## OBJECTIVE
Every line of the listing must be reproduced as it stands. Leave the images behind.

* * * * *

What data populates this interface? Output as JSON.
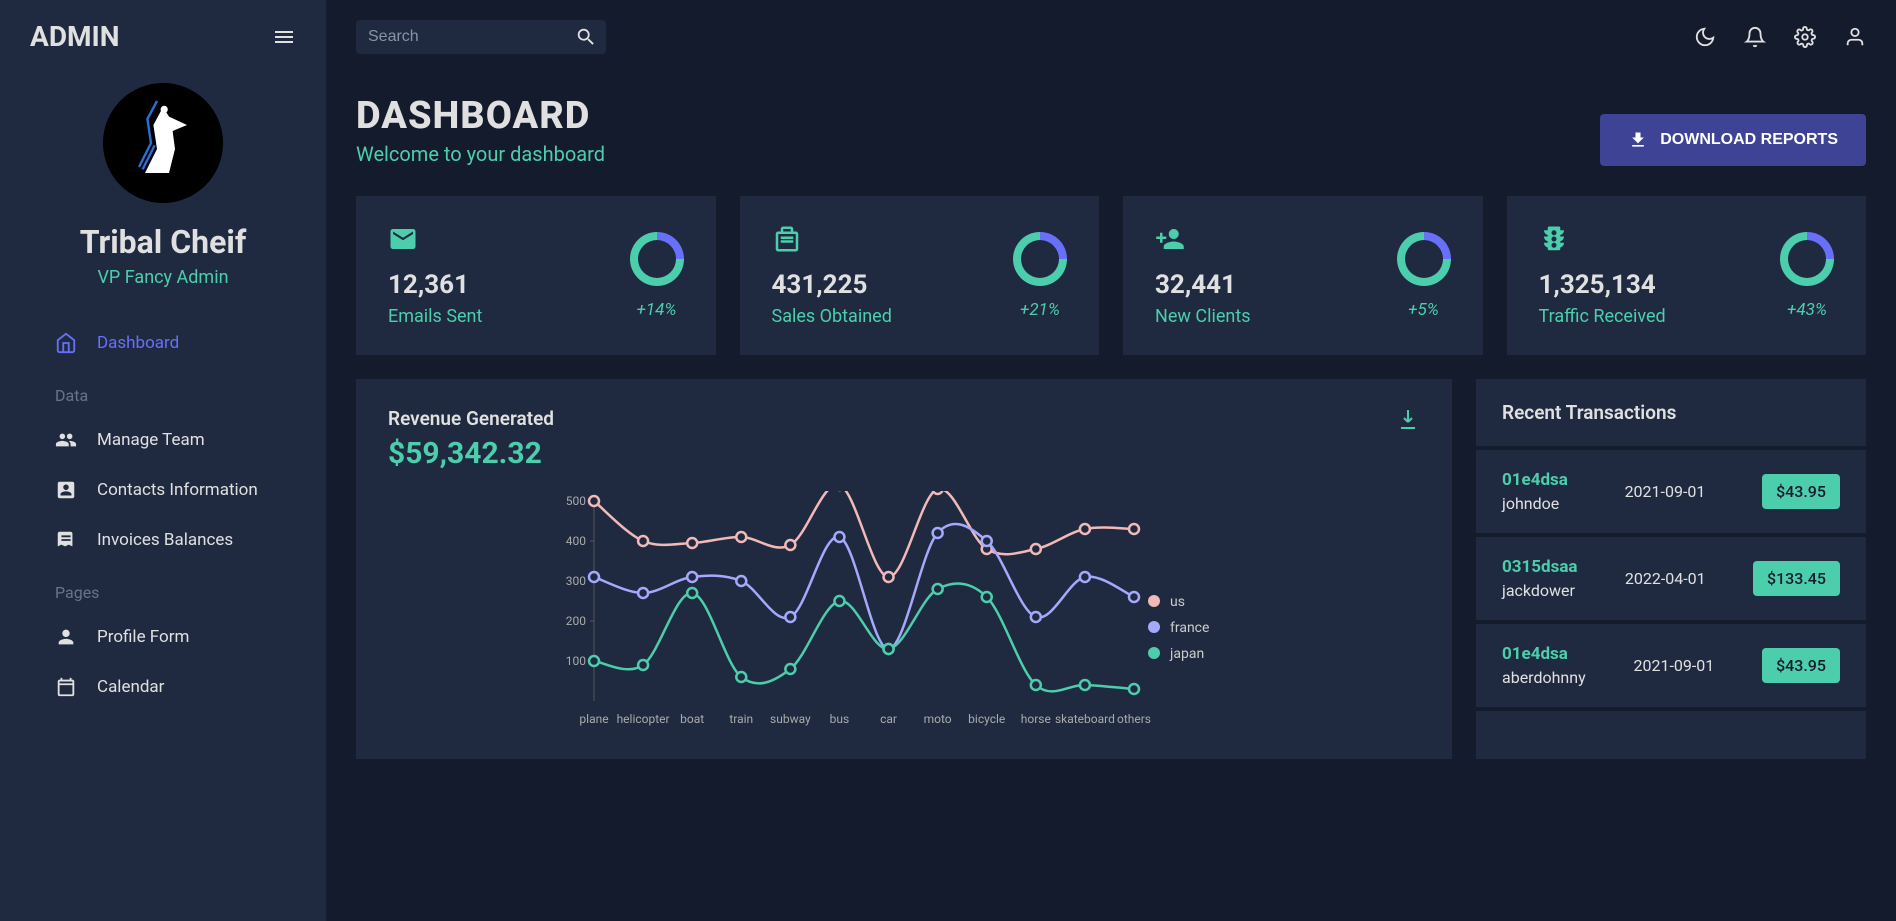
{
  "sidebar": {
    "brand": "ADMIN",
    "profile": {
      "name": "Tribal Cheif",
      "role": "VP Fancy Admin"
    },
    "nav": {
      "dashboard": "Dashboard",
      "group_data": "Data",
      "manage_team": "Manage Team",
      "contacts": "Contacts Information",
      "invoices": "Invoices Balances",
      "group_pages": "Pages",
      "profile_form": "Profile Form",
      "calendar": "Calendar"
    }
  },
  "topbar": {
    "search_placeholder": "Search"
  },
  "header": {
    "title": "DASHBOARD",
    "subtitle": "Welcome to your dashboard",
    "download_button": "DOWNLOAD REPORTS"
  },
  "stats": [
    {
      "icon": "email",
      "value": "12,361",
      "label": "Emails Sent",
      "change": "+14%"
    },
    {
      "icon": "pos",
      "value": "431,225",
      "label": "Sales Obtained",
      "change": "+21%"
    },
    {
      "icon": "person_add",
      "value": "32,441",
      "label": "New Clients",
      "change": "+5%"
    },
    {
      "icon": "traffic",
      "value": "1,325,134",
      "label": "Traffic Received",
      "change": "+43%"
    }
  ],
  "revenue": {
    "title": "Revenue Generated",
    "amount": "$59,342.32"
  },
  "chart_data": {
    "type": "line",
    "categories": [
      "plane",
      "helicopter",
      "boat",
      "train",
      "subway",
      "bus",
      "car",
      "moto",
      "bicycle",
      "horse",
      "skateboard",
      "others"
    ],
    "series": [
      {
        "name": "us",
        "color": "#f1b9b7",
        "values": [
          500,
          400,
          395,
          410,
          390,
          540,
          310,
          530,
          380,
          380,
          430,
          430
        ]
      },
      {
        "name": "france",
        "color": "#a4a9fc",
        "values": [
          310,
          270,
          310,
          300,
          210,
          410,
          130,
          420,
          400,
          210,
          310,
          260
        ]
      },
      {
        "name": "japan",
        "color": "#4cceac",
        "values": [
          100,
          90,
          270,
          60,
          80,
          250,
          130,
          280,
          260,
          40,
          40,
          30
        ]
      }
    ],
    "ylim": [
      0,
      500
    ],
    "yticks": [
      100,
      200,
      300,
      400,
      500
    ]
  },
  "transactions": {
    "title": "Recent Transactions",
    "items": [
      {
        "id": "01e4dsa",
        "user": "johndoe",
        "date": "2021-09-01",
        "cost": "$43.95"
      },
      {
        "id": "0315dsaa",
        "user": "jackdower",
        "date": "2022-04-01",
        "cost": "$133.45"
      },
      {
        "id": "01e4dsa",
        "user": "aberdohnny",
        "date": "2021-09-01",
        "cost": "$43.95"
      }
    ]
  }
}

* * * * *

## FINISHED TASK
What data populates this interface? Output as JSON.
{
  "sidebar": {
    "brand": "ADMIN",
    "profile": {
      "name": "Tribal Cheif",
      "role": "VP Fancy Admin"
    },
    "nav": {
      "dashboard": "Dashboard",
      "group_data": "Data",
      "manage_team": "Manage Team",
      "contacts": "Contacts Information",
      "invoices": "Invoices Balances",
      "group_pages": "Pages",
      "profile_form": "Profile Form",
      "calendar": "Calendar"
    }
  },
  "topbar": {
    "search_placeholder": "Search"
  },
  "header": {
    "title": "DASHBOARD",
    "subtitle": "Welcome to your dashboard",
    "download_button": "DOWNLOAD REPORTS"
  },
  "stats": [
    {
      "icon": "email",
      "value": "12,361",
      "label": "Emails Sent",
      "change": "+14%"
    },
    {
      "icon": "pos",
      "value": "431,225",
      "label": "Sales Obtained",
      "change": "+21%"
    },
    {
      "icon": "person_add",
      "value": "32,441",
      "label": "New Clients",
      "change": "+5%"
    },
    {
      "icon": "traffic",
      "value": "1,325,134",
      "label": "Traffic Received",
      "change": "+43%"
    }
  ],
  "revenue": {
    "title": "Revenue Generated",
    "amount": "$59,342.32"
  },
  "chart_data": {
    "type": "line",
    "categories": [
      "plane",
      "helicopter",
      "boat",
      "train",
      "subway",
      "bus",
      "car",
      "moto",
      "bicycle",
      "horse",
      "skateboard",
      "others"
    ],
    "series": [
      {
        "name": "us",
        "color": "#f1b9b7",
        "values": [
          500,
          400,
          395,
          410,
          390,
          540,
          310,
          530,
          380,
          380,
          430,
          430
        ]
      },
      {
        "name": "france",
        "color": "#a4a9fc",
        "values": [
          310,
          270,
          310,
          300,
          210,
          410,
          130,
          420,
          400,
          210,
          310,
          260
        ]
      },
      {
        "name": "japan",
        "color": "#4cceac",
        "values": [
          100,
          90,
          270,
          60,
          80,
          250,
          130,
          280,
          260,
          40,
          40,
          30
        ]
      }
    ],
    "ylim": [
      0,
      500
    ],
    "yticks": [
      100,
      200,
      300,
      400,
      500
    ]
  },
  "transactions": {
    "title": "Recent Transactions",
    "items": [
      {
        "id": "01e4dsa",
        "user": "johndoe",
        "date": "2021-09-01",
        "cost": "$43.95"
      },
      {
        "id": "0315dsaa",
        "user": "jackdower",
        "date": "2022-04-01",
        "cost": "$133.45"
      },
      {
        "id": "01e4dsa",
        "user": "aberdohnny",
        "date": "2021-09-01",
        "cost": "$43.95"
      }
    ]
  }
}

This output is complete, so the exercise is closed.